*WHAT IS REQUIRED*
Count the lines containing "расходов" in the entries underneath, and state that count without anything else.
## BEGIN INFORMATION GIVEN
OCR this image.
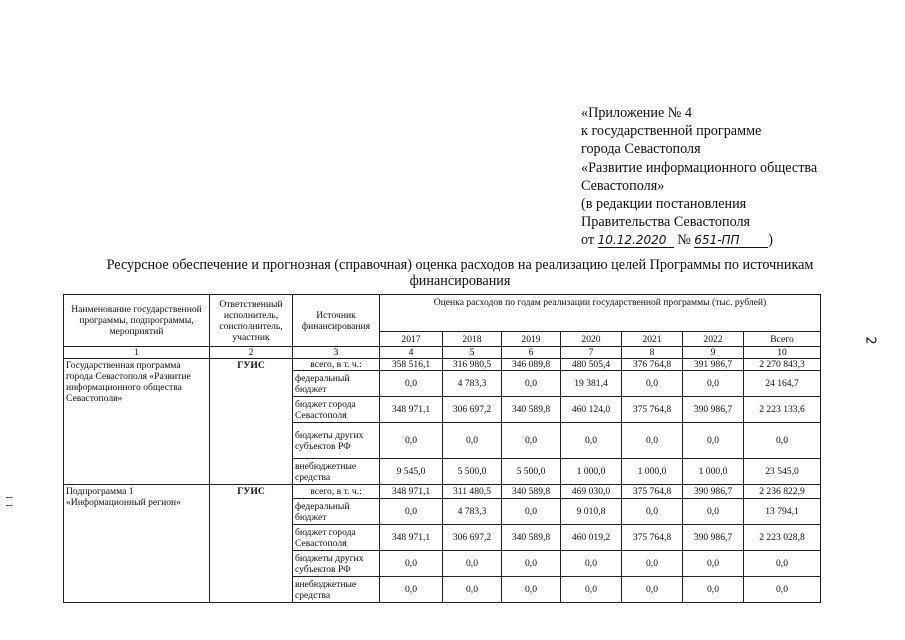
«Приложение № 4
к государственной программе
города Севастополя
«Развитие информационного общества
Севастополя»
(в редакции постановления
Правительства Севастополя
от 10.12.2020 № 651-ПП )
Ресурсное обеспечение и прогнозная (справочная) оценка расходов на реализацию целей Программы по источникам
финансирования
2
Наименование государственной программы, подпрограммы, мероприятий	Ответственный исполнитель, соисполнитель, участник	Источник финансирования	Оценка расходов по годам реализации государственной программы (тыс. рублей)						
			2017	2018	2019	2020	2021	2022	Всего
1	2	3	4	5	6	7	8	9	10
Государственная программа города Севастополя «Развитие информационного общества Севастополя»	ГУИС	всего, в т. ч.:	358 516,1	316 980,5	346 089,8	480 505,4	376 764,8	391 986,7	2 270 843,3
		федеральный бюджет	0,0	4 783,3	0,0	19 381,4	0,0	0,0	24 164,7
		бюджет города Севастополя	348 971,1	306 697,2	340 589,8	460 124,0	375 764,8	390 986,7	2 223 133,6
		бюджеты других субъектов РФ	0,0	0,0	0,0	0,0	0,0	0,0	0,0
		внебюджетные средства	9 545,0	5 500,0	5 500,0	1 000,0	1 000,0	1 000,0	23 545,0
Подпрограмма 1 «Информационный регион»	ГУИС	всего, в т. ч.:	348 971,1	311 480,5	340 589,8	469 030,0	375 764,8	390 986,7	2 236 822,9
		федеральный бюджет	0,0	4 783,3	0,0	9 010,8	0,0	0,0	13 794,1
		бюджет города Севастополя	348 971,1	306 697,2	340 589,8	460 019,2	375 764,8	390 986,7	2 223 028,8
		бюджеты других субъектов РФ	0,0	0,0	0,0	0,0	0,0	0,0	0,0
		внебюджетные средства	0,0	0,0	0,0	0,0	0,0	0,0	0,0
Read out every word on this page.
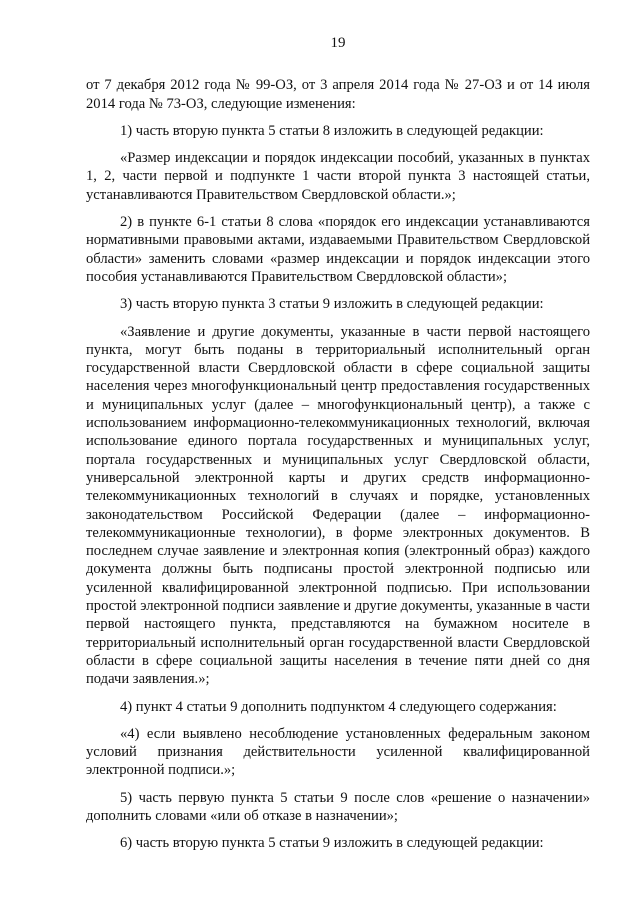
19

от 7 декабря 2012 года № 99-ОЗ, от 3 апреля 2014 года № 27-ОЗ и от 14 июля 2014 года № 73-ОЗ, следующие изменения:

1) часть вторую пункта 5 статьи 8 изложить в следующей редакции:

«Размер индексации и порядок индексации пособий, указанных в пунктах 1, 2, части первой и подпункте 1 части второй пункта 3 настоящей статьи, устанавливаются Правительством Свердловской области.»;

2) в пункте 6-1 статьи 8 слова «порядок его индексации устанавливаются нормативными правовыми актами, издаваемыми Правительством Свердловской области» заменить словами «размер индексации и порядок индексации этого пособия устанавливаются Правительством Свердловской области»;

3) часть вторую пункта 3 статьи 9 изложить в следующей редакции:

«Заявление и другие документы, указанные в части первой настоящего пункта, могут быть поданы в территориальный исполнительный орган государственной власти Свердловской области в сфере социальной защиты населения через многофункциональный центр предоставления государственных и муниципальных услуг (далее – многофункциональный центр), а также с использованием информационно-телекоммуникационных технологий, включая использование единого портала государственных и муниципальных услуг, портала государственных и муниципальных услуг Свердловской области, универсальной электронной карты и других средств информационно-телекоммуникационных технологий в случаях и порядке, установленных законодательством Российской Федерации (далее – информационно-телекоммуникационные технологии), в форме электронных документов. В последнем случае заявление и электронная копия (электронный образ) каждого документа должны быть подписаны простой электронной подписью или усиленной квалифицированной электронной подписью. При использовании простой электронной подписи заявление и другие документы, указанные в части первой настоящего пункта, представляются на бумажном носителе в территориальный исполнительный орган государственной власти Свердловской области в сфере социальной защиты населения в течение пяти дней со дня подачи заявления.»;

4) пункт 4 статьи 9 дополнить подпунктом 4 следующего содержания:

«4) если выявлено несоблюдение установленных федеральным законом условий признания действительности усиленной квалифицированной электронной подписи.»;

5) часть первую пункта 5 статьи 9 после слов «решение о назначении» дополнить словами «или об отказе в назначении»;

6) часть вторую пункта 5 статьи 9 изложить в следующей редакции:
## END INFORMATION GIVEN
*TASK RESULT*
2